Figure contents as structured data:
....
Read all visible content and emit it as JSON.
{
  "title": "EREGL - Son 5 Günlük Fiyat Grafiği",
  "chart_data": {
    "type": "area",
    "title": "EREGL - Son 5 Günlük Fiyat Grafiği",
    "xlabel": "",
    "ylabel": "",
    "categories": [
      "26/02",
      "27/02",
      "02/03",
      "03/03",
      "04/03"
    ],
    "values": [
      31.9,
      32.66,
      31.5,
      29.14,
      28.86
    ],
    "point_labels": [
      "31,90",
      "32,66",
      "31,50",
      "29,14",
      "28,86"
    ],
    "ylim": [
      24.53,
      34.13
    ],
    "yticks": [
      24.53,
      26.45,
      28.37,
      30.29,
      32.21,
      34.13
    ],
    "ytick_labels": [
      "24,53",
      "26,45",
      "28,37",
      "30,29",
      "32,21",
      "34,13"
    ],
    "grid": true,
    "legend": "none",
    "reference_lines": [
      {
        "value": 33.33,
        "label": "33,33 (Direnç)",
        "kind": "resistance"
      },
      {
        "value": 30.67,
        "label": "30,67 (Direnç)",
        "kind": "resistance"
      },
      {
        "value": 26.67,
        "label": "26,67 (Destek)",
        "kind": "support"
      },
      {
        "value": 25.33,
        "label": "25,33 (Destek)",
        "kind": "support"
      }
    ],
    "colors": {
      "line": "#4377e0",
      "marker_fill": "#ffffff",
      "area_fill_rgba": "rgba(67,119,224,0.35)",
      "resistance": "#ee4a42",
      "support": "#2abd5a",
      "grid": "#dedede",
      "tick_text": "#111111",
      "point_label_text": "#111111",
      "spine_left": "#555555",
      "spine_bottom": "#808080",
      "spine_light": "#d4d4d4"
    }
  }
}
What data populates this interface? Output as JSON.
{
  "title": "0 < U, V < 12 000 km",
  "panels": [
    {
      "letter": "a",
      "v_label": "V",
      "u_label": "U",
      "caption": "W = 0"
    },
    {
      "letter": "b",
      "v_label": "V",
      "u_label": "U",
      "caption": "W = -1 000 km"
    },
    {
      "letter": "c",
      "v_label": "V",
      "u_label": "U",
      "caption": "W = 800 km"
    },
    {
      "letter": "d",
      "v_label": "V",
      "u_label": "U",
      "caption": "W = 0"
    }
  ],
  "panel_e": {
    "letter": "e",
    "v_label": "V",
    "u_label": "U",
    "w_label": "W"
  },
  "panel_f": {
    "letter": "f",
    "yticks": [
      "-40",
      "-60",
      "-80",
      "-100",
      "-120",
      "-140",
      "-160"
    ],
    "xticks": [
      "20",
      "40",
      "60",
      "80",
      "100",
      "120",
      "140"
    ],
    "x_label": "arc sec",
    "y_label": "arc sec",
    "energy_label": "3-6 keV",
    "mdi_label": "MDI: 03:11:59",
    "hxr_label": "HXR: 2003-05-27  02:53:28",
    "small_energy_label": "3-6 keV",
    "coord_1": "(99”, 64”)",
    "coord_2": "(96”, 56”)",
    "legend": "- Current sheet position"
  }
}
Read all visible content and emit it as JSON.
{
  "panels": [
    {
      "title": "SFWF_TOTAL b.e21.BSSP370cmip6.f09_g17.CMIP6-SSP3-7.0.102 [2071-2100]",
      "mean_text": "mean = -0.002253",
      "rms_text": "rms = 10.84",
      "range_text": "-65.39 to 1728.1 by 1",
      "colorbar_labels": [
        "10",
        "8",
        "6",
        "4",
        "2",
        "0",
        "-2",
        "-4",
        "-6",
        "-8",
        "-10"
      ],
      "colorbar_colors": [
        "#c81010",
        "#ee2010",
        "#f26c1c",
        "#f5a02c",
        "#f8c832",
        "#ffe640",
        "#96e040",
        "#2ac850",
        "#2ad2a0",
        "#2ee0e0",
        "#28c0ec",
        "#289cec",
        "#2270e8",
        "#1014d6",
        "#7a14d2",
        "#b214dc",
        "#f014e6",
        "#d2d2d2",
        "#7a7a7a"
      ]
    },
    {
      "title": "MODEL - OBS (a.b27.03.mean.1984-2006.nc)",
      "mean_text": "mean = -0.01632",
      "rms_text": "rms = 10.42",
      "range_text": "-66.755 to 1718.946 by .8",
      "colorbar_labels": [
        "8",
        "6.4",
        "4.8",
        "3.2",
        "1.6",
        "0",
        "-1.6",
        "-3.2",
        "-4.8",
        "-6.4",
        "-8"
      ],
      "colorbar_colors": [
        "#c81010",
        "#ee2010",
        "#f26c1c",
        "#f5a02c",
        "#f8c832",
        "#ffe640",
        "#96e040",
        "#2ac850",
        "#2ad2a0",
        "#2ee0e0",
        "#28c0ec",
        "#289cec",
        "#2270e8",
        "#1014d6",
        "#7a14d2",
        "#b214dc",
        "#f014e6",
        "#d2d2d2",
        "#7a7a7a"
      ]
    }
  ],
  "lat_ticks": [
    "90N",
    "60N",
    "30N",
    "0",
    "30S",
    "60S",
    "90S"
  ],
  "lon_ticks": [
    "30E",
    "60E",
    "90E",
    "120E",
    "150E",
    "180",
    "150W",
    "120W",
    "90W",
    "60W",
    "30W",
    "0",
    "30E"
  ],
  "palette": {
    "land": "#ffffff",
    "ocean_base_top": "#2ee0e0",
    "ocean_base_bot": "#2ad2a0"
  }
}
....
- EXERCISE BRIEF: Repeat the records exactly, including every line.

- TASK SOLUTION:
Read all visible content and emit it as JSON.
{
  "title": "EREGL - Son 5 Günlük Fiyat Grafiği",
  "chart_data": {
    "type": "area",
    "title": "EREGL - Son 5 Günlük Fiyat Grafiği",
    "xlabel": "",
    "ylabel": "",
    "categories": [
      "26/02",
      "27/02",
      "02/03",
      "03/03",
      "04/03"
    ],
    "values": [
      31.9,
      32.66,
      31.5,
      29.14,
      28.86
    ],
    "point_labels": [
      "31,90",
      "32,66",
      "31,50",
      "29,14",
      "28,86"
    ],
    "ylim": [
      24.53,
      34.13
    ],
    "yticks": [
      24.53,
      26.45,
      28.37,
      30.29,
      32.21,
      34.13
    ],
    "ytick_labels": [
      "24,53",
      "26,45",
      "28,37",
      "30,29",
      "32,21",
      "34,13"
    ],
    "grid": true,
    "legend": "none",
    "reference_lines": [
      {
        "value": 33.33,
        "label": "33,33 (Direnç)",
        "kind": "resistance"
      },
      {
        "value": 30.67,
        "label": "30,67 (Direnç)",
        "kind": "resistance"
      },
      {
        "value": 26.67,
        "label": "26,67 (Destek)",
        "kind": "support"
      },
      {
        "value": 25.33,
        "label": "25,33 (Destek)",
        "kind": "support"
      }
    ],
    "colors": {
      "line": "#4377e0",
      "marker_fill": "#ffffff",
      "area_fill_rgba": "rgba(67,119,224,0.35)",
      "resistance": "#ee4a42",
      "support": "#2abd5a",
      "grid": "#dedede",
      "tick_text": "#111111",
      "point_label_text": "#111111",
      "spine_left": "#555555",
      "spine_bottom": "#808080",
      "spine_light": "#d4d4d4"
    }
  }
}
What data populates this interface? Output as JSON.
{
  "title": "0 < U, V < 12 000 km",
  "panels": [
    {
      "letter": "a",
      "v_label": "V",
      "u_label": "U",
      "caption": "W = 0"
    },
    {
      "letter": "b",
      "v_label": "V",
      "u_label": "U",
      "caption": "W = -1 000 km"
    },
    {
      "letter": "c",
      "v_label": "V",
      "u_label": "U",
      "caption": "W = 800 km"
    },
    {
      "letter": "d",
      "v_label": "V",
      "u_label": "U",
      "caption": "W = 0"
    }
  ],
  "panel_e": {
    "letter": "e",
    "v_label": "V",
    "u_label": "U",
    "w_label": "W"
  },
  "panel_f": {
    "letter": "f",
    "yticks": [
      "-40",
      "-60",
      "-80",
      "-100",
      "-120",
      "-140",
      "-160"
    ],
    "xticks": [
      "20",
      "40",
      "60",
      "80",
      "100",
      "120",
      "140"
    ],
    "x_label": "arc sec",
    "y_label": "arc sec",
    "energy_label": "3-6 keV",
    "mdi_label": "MDI: 03:11:59",
    "hxr_label": "HXR: 2003-05-27  02:53:28",
    "small_energy_label": "3-6 keV",
    "coord_1": "(99”, 64”)",
    "coord_2": "(96”, 56”)",
    "legend": "- Current sheet position"
  }
}
Read all visible content and emit it as JSON.
{
  "panels": [
    {
      "title": "SFWF_TOTAL b.e21.BSSP370cmip6.f09_g17.CMIP6-SSP3-7.0.102 [2071-2100]",
      "mean_text": "mean = -0.002253",
      "rms_text": "rms = 10.84",
      "range_text": "-65.39 to 1728.1 by 1",
      "colorbar_labels": [
        "10",
        "8",
        "6",
        "4",
        "2",
        "0",
        "-2",
        "-4",
        "-6",
        "-8",
        "-10"
      ],
      "colorbar_colors": [
        "#c81010",
        "#ee2010",
        "#f26c1c",
        "#f5a02c",
        "#f8c832",
        "#ffe640",
        "#96e040",
        "#2ac850",
        "#2ad2a0",
        "#2ee0e0",
        "#28c0ec",
        "#289cec",
        "#2270e8",
        "#1014d6",
        "#7a14d2",
        "#b214dc",
        "#f014e6",
        "#d2d2d2",
        "#7a7a7a"
      ]
    },
    {
      "title": "MODEL - OBS (a.b27.03.mean.1984-2006.nc)",
      "mean_text": "mean = -0.01632",
      "rms_text": "rms = 10.42",
      "range_text": "-66.755 to 1718.946 by .8",
      "colorbar_labels": [
        "8",
        "6.4",
        "4.8",
        "3.2",
        "1.6",
        "0",
        "-1.6",
        "-3.2",
        "-4.8",
        "-6.4",
        "-8"
      ],
      "colorbar_colors": [
        "#c81010",
        "#ee2010",
        "#f26c1c",
        "#f5a02c",
        "#f8c832",
        "#ffe640",
        "#96e040",
        "#2ac850",
        "#2ad2a0",
        "#2ee0e0",
        "#28c0ec",
        "#289cec",
        "#2270e8",
        "#1014d6",
        "#7a14d2",
        "#b214dc",
        "#f014e6",
        "#d2d2d2",
        "#7a7a7a"
      ]
    }
  ],
  "lat_ticks": [
    "90N",
    "60N",
    "30N",
    "0",
    "30S",
    "60S",
    "90S"
  ],
  "lon_ticks": [
    "30E",
    "60E",
    "90E",
    "120E",
    "150E",
    "180",
    "150W",
    "120W",
    "90W",
    "60W",
    "30W",
    "0",
    "30E"
  ],
  "palette": {
    "land": "#ffffff",
    "ocean_base_top": "#2ee0e0",
    "ocean_base_bot": "#2ad2a0"
  }
}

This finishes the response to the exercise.